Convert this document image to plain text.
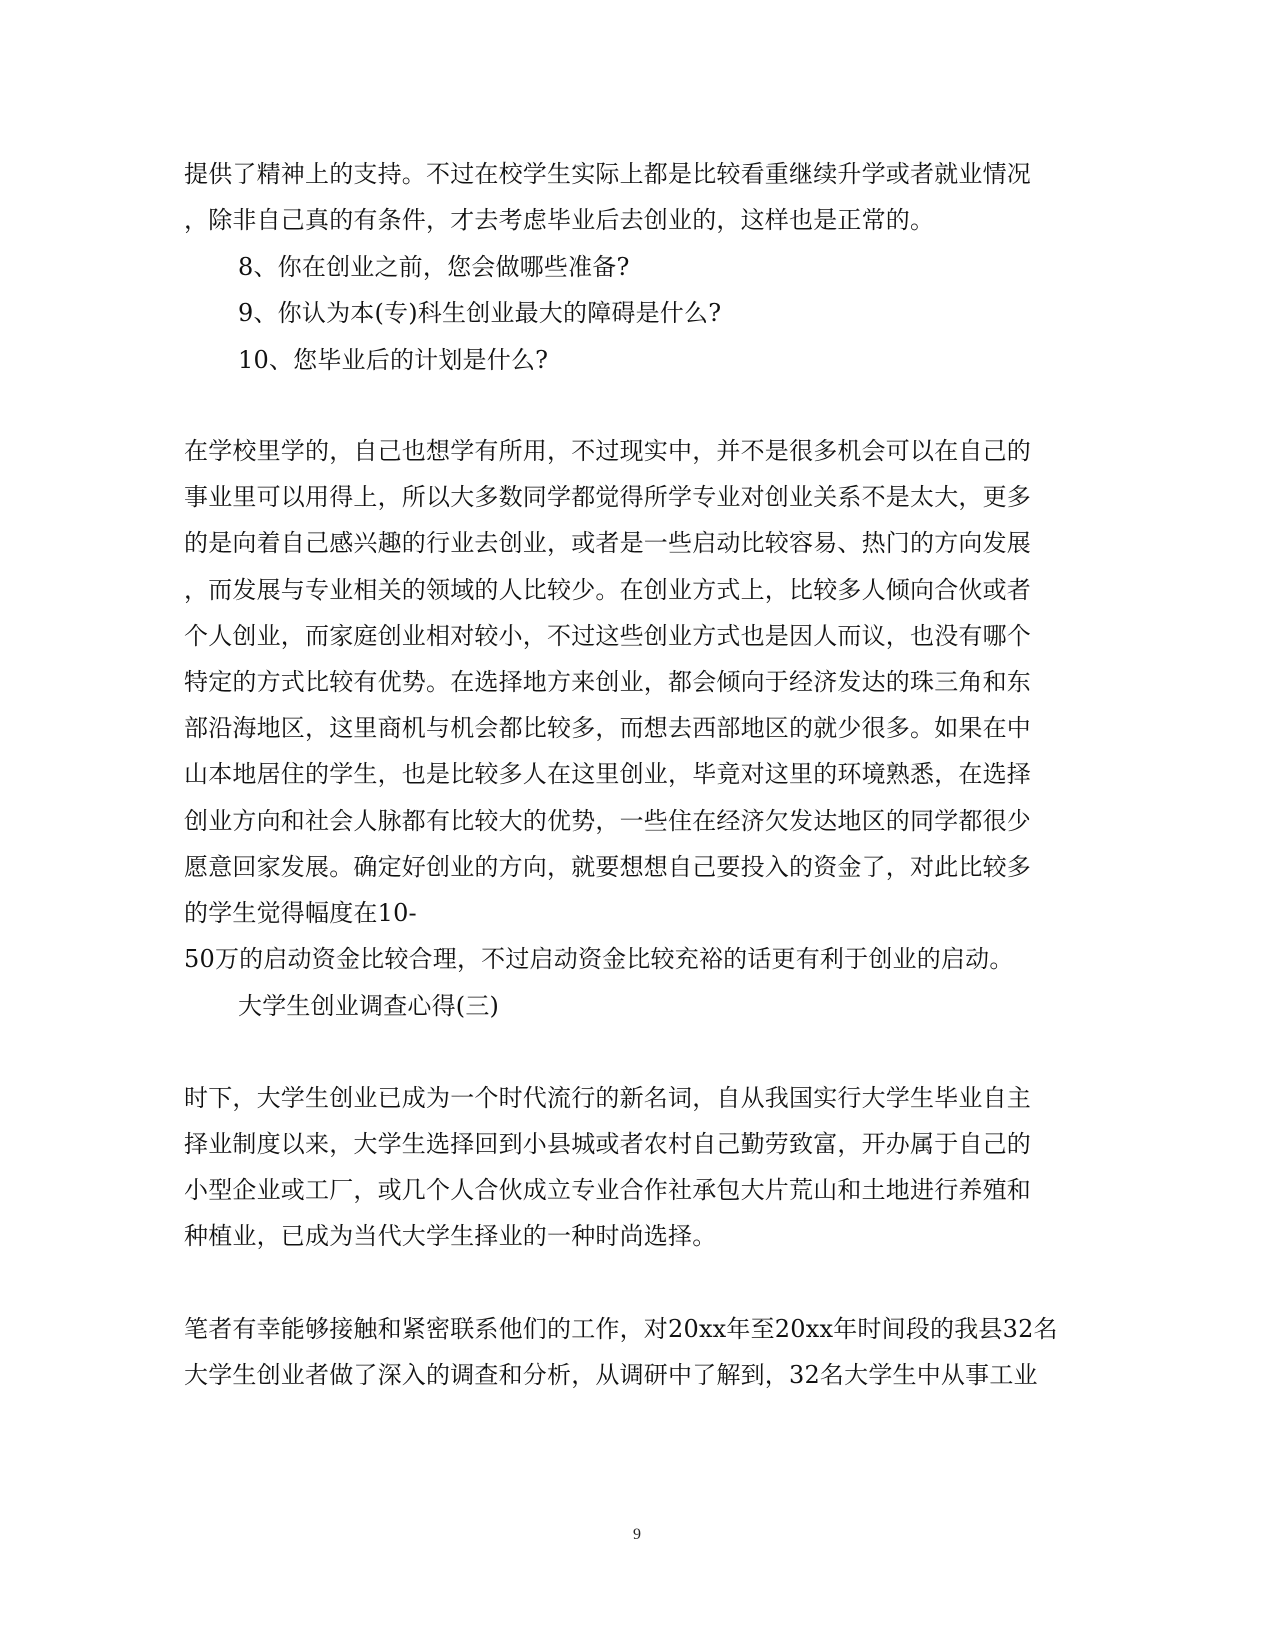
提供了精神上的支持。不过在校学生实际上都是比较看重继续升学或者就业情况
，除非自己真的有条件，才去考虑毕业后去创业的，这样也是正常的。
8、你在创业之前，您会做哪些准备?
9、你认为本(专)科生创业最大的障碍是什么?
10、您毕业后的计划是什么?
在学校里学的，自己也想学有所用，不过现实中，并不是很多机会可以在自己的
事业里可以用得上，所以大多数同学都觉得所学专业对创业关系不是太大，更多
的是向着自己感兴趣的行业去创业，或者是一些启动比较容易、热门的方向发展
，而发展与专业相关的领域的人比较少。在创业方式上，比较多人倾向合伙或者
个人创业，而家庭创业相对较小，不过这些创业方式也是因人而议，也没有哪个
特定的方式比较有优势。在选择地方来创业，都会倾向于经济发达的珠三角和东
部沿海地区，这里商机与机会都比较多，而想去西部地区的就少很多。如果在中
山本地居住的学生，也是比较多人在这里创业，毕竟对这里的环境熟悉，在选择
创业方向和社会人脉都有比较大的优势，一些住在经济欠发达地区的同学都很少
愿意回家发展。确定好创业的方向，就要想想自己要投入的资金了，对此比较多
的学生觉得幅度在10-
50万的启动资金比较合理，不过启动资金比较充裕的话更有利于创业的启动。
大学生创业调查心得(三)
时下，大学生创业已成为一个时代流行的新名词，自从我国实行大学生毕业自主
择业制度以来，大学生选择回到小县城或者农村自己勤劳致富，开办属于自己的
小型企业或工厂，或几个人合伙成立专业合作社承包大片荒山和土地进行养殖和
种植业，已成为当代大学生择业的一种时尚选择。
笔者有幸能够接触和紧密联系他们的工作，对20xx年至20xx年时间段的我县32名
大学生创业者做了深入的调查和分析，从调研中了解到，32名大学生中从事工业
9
==
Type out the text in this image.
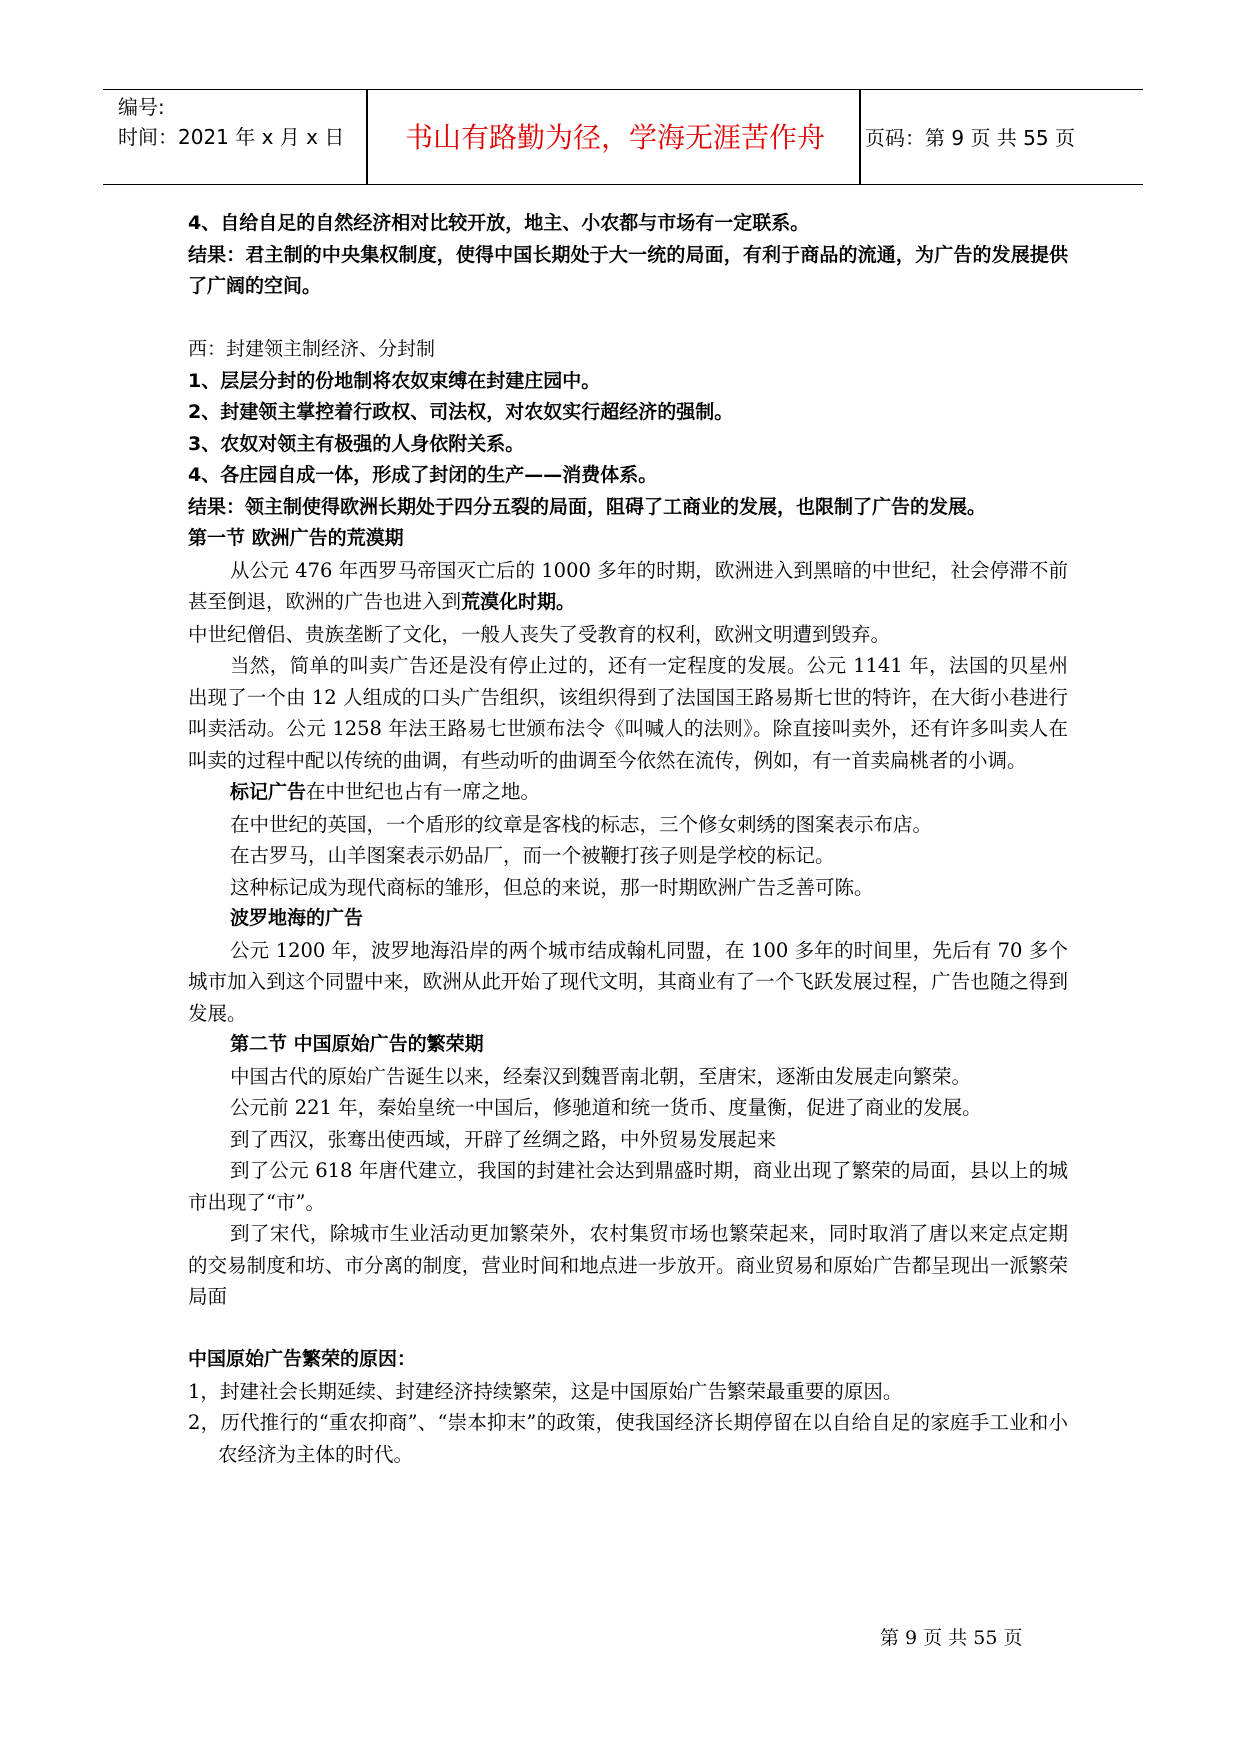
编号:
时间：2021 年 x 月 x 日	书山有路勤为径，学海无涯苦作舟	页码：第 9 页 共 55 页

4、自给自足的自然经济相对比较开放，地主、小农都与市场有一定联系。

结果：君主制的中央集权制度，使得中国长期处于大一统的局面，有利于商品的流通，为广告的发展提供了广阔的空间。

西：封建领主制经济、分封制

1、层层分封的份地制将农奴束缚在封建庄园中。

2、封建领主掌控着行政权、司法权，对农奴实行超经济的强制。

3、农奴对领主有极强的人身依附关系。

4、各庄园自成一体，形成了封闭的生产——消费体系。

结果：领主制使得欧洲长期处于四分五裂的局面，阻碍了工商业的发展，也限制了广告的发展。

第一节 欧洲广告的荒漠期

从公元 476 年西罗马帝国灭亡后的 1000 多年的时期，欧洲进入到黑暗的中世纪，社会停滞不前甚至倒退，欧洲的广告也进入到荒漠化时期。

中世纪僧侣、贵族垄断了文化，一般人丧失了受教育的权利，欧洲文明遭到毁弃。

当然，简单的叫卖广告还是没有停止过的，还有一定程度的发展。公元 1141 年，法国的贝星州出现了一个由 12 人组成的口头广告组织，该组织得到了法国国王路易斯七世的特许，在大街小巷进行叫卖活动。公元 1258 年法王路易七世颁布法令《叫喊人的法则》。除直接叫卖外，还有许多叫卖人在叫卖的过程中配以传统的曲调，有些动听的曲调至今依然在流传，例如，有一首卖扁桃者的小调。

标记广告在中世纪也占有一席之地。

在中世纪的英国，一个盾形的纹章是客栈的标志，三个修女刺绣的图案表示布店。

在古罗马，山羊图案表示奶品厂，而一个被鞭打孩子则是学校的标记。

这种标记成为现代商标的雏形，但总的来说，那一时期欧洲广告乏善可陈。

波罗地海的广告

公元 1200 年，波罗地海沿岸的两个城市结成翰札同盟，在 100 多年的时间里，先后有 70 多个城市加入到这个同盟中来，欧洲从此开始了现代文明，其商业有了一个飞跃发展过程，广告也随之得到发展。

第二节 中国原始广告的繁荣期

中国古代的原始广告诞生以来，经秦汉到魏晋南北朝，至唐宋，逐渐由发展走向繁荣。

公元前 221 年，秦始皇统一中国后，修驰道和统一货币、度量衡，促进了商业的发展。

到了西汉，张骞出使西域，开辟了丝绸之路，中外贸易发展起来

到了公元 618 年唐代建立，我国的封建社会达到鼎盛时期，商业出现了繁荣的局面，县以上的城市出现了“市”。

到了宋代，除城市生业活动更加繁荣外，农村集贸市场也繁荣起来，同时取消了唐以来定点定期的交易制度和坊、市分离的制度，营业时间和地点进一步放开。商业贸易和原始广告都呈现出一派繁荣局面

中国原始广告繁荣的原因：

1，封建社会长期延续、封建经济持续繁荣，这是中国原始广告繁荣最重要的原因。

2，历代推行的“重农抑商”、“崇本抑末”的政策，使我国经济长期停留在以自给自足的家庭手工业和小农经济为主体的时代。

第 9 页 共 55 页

* PROBLEM DESCRIPTION *
Search the data above for the string "this" and copy each line that has it.

* EXERCISE RESPONSE *
Convert this document image to plain text.
Type out the text in this image.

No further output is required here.